*WHAT YOU SHOULD DO*. Using the data below, copy each line that includes the word "name".
---
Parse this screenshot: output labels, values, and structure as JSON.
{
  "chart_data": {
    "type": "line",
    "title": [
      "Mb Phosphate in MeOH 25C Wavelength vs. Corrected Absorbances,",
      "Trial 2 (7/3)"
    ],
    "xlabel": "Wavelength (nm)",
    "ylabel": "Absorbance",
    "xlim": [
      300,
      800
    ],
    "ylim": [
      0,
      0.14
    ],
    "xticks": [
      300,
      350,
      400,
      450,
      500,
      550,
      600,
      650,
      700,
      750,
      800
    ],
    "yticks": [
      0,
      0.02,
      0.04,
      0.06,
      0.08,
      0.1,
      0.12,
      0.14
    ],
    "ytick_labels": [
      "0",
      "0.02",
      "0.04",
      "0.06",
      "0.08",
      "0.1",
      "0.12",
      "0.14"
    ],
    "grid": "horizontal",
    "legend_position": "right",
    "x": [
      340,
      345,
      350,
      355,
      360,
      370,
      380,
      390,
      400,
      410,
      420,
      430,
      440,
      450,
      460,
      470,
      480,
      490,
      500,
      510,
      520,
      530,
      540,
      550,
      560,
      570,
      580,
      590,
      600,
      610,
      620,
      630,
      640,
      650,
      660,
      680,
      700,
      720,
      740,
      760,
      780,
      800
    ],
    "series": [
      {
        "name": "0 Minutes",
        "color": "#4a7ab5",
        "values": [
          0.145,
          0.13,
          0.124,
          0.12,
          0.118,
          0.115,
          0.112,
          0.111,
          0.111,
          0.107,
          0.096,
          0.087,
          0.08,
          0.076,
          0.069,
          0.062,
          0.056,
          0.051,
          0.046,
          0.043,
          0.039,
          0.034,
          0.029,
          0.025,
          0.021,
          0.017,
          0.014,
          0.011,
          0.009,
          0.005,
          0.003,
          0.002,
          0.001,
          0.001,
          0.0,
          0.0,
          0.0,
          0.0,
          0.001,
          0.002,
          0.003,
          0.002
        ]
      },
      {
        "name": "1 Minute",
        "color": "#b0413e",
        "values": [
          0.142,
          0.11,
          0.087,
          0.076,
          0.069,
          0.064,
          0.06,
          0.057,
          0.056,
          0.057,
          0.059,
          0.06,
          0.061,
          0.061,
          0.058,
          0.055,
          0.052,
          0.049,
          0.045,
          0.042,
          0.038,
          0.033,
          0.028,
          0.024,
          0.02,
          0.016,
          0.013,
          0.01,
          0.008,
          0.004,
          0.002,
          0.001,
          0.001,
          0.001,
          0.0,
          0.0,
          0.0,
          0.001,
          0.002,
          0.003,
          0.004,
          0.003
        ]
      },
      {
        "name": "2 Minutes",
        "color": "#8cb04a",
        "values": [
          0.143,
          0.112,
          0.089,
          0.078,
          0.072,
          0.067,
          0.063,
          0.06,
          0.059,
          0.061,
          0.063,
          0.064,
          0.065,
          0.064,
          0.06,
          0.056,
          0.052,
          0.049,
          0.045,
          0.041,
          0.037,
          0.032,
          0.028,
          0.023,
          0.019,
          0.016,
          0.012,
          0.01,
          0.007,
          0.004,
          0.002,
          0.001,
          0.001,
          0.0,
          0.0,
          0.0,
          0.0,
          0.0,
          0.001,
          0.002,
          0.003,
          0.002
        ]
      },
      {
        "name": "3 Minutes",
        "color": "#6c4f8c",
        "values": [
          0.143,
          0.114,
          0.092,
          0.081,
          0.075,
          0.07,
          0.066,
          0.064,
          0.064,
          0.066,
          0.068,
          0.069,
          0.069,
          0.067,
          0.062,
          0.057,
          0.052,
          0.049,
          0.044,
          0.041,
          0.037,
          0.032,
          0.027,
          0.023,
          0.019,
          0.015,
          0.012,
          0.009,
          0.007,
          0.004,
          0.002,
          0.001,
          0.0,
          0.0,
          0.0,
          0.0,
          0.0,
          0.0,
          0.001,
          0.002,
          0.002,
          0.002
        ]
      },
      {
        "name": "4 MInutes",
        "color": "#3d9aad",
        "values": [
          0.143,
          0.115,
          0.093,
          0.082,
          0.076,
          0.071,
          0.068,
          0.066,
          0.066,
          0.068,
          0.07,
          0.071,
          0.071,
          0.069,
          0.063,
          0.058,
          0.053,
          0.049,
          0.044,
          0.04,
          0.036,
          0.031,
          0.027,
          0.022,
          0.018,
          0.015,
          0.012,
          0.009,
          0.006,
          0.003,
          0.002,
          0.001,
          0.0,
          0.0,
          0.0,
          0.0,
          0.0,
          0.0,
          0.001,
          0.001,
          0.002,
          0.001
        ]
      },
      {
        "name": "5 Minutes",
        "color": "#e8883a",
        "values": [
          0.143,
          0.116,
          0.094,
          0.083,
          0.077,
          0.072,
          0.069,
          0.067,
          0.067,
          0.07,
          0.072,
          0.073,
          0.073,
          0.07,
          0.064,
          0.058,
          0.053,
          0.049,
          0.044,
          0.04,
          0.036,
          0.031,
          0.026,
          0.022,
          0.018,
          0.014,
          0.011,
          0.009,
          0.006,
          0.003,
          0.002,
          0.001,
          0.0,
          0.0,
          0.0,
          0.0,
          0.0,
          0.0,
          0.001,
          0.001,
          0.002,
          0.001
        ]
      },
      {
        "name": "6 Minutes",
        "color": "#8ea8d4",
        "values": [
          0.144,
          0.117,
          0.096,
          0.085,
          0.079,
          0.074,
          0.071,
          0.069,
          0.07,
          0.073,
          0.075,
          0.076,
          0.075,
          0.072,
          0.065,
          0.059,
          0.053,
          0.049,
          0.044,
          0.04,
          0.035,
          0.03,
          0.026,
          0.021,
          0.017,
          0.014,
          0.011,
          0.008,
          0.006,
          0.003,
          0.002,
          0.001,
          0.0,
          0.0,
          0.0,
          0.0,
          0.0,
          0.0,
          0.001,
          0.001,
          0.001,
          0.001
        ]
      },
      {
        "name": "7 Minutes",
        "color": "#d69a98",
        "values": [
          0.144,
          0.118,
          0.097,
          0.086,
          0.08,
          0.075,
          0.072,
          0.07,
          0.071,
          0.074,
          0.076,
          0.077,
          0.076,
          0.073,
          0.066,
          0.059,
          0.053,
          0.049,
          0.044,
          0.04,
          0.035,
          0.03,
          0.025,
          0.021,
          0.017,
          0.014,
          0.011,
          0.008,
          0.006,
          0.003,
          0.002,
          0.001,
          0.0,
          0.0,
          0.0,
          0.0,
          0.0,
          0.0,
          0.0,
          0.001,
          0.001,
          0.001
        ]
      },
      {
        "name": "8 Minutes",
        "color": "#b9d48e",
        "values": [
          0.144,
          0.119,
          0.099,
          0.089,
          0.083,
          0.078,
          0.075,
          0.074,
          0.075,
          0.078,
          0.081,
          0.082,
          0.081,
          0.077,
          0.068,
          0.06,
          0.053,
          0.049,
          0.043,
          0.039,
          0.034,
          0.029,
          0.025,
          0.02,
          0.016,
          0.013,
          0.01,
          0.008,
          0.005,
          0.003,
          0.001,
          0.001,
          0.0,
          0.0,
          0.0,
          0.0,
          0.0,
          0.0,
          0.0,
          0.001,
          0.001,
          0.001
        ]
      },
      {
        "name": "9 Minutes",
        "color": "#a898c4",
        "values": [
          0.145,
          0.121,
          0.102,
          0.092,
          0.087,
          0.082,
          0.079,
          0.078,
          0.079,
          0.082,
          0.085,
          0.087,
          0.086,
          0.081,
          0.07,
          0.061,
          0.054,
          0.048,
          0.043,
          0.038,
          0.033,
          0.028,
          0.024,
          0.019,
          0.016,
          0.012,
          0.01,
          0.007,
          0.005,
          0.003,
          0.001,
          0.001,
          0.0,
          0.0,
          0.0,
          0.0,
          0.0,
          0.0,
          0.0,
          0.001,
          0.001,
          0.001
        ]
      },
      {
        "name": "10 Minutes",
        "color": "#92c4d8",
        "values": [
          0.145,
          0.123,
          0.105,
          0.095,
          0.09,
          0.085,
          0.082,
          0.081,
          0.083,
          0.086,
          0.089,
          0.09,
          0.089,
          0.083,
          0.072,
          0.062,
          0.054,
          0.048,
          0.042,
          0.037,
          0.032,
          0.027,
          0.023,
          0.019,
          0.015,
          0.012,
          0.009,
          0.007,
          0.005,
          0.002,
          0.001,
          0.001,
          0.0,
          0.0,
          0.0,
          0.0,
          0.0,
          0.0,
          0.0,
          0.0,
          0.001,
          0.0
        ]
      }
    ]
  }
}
---
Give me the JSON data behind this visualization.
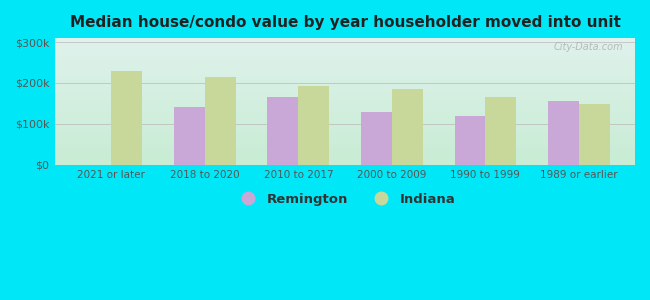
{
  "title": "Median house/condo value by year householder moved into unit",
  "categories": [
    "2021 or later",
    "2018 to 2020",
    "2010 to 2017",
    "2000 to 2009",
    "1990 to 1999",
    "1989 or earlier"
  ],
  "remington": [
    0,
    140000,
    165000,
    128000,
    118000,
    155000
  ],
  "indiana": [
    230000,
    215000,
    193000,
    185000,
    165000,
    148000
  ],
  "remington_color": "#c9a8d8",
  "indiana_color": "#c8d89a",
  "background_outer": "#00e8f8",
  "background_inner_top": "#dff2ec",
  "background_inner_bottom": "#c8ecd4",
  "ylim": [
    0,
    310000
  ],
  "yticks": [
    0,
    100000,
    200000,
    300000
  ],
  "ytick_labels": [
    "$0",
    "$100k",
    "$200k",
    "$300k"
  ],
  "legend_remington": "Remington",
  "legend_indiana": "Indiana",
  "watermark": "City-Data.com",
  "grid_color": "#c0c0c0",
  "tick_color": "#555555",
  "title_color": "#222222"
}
---
*FINISHED TASK*.
        "name": "0 Minutes",
        "name": "1 Minute",
        "name": "2 Minutes",
        "name": "3 Minutes",
        "name": "4 MInutes",
        "name": "5 Minutes",
        "name": "6 Minutes",
        "name": "7 Minutes",
        "name": "8 Minutes",
        "name": "9 Minutes",
        "name": "10 Minutes",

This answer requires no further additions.